Go through the lines below. Copy those with "true".

Start of Stored rows

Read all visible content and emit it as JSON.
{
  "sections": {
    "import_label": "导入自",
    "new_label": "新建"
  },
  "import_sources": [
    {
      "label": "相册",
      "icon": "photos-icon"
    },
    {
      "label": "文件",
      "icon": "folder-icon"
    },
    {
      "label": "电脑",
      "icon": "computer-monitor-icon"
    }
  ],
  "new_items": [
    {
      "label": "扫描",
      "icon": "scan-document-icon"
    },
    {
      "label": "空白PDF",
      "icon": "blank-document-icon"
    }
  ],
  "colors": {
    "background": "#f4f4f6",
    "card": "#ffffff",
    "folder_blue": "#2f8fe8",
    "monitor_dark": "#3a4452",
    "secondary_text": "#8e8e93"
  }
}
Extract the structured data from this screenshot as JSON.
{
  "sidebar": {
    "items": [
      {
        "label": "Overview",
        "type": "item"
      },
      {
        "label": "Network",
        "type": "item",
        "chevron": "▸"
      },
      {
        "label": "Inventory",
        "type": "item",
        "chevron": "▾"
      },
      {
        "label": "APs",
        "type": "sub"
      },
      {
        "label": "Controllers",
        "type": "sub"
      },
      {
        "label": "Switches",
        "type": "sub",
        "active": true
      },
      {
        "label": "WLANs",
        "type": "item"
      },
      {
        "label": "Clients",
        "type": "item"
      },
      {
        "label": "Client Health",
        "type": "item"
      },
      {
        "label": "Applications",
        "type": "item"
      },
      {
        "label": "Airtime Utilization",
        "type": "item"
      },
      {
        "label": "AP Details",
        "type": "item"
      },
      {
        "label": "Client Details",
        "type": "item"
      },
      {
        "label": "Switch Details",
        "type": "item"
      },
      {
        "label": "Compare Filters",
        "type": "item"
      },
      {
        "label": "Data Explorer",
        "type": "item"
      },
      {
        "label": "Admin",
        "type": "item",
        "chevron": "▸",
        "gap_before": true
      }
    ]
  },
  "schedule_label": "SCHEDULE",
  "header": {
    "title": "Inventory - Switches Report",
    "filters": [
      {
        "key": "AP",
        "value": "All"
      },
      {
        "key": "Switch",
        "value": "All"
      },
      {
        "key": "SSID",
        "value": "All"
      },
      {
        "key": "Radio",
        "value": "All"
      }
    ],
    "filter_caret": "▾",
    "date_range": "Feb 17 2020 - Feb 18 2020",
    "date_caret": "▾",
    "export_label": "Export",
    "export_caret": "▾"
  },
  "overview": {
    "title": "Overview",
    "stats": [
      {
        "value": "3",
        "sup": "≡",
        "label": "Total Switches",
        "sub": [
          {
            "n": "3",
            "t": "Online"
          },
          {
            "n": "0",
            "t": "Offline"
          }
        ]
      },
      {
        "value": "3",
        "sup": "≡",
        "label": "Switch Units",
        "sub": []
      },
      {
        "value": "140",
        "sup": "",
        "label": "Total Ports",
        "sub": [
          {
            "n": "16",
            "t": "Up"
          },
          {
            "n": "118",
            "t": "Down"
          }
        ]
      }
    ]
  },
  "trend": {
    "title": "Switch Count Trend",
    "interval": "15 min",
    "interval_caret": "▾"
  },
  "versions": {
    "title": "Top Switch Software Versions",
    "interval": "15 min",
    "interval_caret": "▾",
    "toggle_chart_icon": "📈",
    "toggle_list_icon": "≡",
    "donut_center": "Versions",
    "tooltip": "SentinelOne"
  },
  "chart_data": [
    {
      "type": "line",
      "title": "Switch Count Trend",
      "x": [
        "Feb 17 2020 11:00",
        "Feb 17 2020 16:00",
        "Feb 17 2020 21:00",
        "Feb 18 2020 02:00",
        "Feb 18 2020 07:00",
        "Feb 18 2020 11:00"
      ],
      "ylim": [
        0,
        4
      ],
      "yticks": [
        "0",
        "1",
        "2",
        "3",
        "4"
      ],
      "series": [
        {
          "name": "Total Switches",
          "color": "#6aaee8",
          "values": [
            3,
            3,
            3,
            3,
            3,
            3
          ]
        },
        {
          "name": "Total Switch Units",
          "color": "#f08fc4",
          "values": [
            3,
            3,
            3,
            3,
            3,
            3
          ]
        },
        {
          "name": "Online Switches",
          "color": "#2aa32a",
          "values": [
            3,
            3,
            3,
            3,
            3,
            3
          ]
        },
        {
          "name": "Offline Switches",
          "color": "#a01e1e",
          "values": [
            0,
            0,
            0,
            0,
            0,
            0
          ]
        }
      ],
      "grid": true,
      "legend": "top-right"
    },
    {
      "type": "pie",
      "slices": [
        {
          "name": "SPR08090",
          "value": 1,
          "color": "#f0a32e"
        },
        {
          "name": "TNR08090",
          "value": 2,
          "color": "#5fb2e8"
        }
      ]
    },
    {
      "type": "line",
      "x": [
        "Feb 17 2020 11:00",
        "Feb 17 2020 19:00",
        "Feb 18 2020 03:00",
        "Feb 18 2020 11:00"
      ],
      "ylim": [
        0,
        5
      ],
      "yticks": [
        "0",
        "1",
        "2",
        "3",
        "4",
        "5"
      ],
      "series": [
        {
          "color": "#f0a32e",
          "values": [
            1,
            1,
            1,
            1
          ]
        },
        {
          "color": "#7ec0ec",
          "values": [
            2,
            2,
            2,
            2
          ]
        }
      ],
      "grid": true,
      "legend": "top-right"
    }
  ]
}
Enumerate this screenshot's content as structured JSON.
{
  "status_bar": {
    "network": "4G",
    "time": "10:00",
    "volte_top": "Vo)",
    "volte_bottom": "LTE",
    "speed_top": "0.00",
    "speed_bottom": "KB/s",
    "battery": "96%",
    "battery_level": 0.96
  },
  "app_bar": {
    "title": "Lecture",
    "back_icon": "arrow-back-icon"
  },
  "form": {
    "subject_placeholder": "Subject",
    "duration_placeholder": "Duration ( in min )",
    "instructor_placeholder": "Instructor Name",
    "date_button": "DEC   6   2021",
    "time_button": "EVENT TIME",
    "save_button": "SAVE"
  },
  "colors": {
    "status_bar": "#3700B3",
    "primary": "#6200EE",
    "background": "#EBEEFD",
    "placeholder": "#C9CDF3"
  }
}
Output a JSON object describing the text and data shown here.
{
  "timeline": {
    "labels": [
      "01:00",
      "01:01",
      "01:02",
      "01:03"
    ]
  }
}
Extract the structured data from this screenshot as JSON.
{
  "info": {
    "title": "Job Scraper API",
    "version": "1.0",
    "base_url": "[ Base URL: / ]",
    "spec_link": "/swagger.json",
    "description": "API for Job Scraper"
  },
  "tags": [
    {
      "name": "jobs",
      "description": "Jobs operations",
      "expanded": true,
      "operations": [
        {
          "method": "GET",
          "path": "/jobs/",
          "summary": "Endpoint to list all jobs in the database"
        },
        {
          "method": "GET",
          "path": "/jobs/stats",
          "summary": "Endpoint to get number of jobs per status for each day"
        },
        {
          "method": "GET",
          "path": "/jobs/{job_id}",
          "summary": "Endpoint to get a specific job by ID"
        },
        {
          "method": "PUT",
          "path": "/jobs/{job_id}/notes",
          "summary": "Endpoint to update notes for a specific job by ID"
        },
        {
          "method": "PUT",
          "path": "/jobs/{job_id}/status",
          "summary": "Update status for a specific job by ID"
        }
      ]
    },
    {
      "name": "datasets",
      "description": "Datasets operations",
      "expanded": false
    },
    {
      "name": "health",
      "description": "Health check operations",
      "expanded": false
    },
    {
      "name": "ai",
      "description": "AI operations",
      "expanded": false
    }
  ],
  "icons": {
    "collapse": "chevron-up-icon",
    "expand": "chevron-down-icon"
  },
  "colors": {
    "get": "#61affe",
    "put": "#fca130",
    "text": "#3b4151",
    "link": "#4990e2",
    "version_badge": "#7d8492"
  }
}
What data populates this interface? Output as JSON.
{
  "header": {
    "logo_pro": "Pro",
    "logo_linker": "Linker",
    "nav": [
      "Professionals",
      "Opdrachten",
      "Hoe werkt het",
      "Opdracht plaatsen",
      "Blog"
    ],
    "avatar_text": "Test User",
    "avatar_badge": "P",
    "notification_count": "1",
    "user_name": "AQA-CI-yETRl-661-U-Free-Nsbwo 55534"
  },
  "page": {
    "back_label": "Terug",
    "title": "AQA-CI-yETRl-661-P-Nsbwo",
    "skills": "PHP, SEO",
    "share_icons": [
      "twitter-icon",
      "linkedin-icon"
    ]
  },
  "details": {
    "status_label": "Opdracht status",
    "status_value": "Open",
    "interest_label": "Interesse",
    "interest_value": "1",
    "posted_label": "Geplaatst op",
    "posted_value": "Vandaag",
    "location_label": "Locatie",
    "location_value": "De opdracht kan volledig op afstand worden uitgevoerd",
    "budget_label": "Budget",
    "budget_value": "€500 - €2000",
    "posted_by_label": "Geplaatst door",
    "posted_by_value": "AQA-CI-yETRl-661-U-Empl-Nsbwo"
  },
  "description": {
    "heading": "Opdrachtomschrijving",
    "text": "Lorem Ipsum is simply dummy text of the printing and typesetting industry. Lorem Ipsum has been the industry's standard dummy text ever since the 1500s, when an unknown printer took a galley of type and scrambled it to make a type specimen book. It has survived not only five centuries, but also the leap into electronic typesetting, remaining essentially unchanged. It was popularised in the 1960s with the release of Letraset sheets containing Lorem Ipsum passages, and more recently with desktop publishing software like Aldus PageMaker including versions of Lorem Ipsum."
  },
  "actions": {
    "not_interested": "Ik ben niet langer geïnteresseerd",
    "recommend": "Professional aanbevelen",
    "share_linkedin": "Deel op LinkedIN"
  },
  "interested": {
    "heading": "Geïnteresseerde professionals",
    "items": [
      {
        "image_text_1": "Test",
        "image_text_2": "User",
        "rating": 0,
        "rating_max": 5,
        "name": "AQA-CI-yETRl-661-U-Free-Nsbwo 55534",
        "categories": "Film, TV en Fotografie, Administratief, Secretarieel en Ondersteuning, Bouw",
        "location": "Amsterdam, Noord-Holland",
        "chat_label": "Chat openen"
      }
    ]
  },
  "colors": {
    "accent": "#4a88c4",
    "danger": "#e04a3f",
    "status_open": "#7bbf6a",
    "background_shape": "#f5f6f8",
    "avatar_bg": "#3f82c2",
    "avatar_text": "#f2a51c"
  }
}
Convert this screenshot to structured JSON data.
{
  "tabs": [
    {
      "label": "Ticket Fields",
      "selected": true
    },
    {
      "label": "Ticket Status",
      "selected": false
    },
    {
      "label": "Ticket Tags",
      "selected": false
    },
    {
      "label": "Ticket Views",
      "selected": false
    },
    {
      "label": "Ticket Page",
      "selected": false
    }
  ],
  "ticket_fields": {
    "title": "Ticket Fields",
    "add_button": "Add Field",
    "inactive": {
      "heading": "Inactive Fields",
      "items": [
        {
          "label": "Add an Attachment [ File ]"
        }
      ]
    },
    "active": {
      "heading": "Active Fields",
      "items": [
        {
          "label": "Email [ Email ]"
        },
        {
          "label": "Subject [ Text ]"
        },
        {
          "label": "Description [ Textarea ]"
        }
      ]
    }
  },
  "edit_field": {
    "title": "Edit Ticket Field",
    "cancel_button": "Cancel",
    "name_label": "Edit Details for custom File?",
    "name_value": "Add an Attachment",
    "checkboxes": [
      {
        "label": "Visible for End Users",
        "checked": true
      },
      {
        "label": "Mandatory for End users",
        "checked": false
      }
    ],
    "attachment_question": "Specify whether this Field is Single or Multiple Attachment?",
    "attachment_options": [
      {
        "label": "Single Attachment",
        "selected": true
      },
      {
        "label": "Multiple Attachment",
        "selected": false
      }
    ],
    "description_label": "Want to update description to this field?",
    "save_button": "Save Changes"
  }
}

End of Stored rows

== Finished task ==
        "active": true
        "gap_before": true
      "grid": true,
      "grid": true,
      "expanded": true,
      "selected": true
        "checked": true
        "selected": true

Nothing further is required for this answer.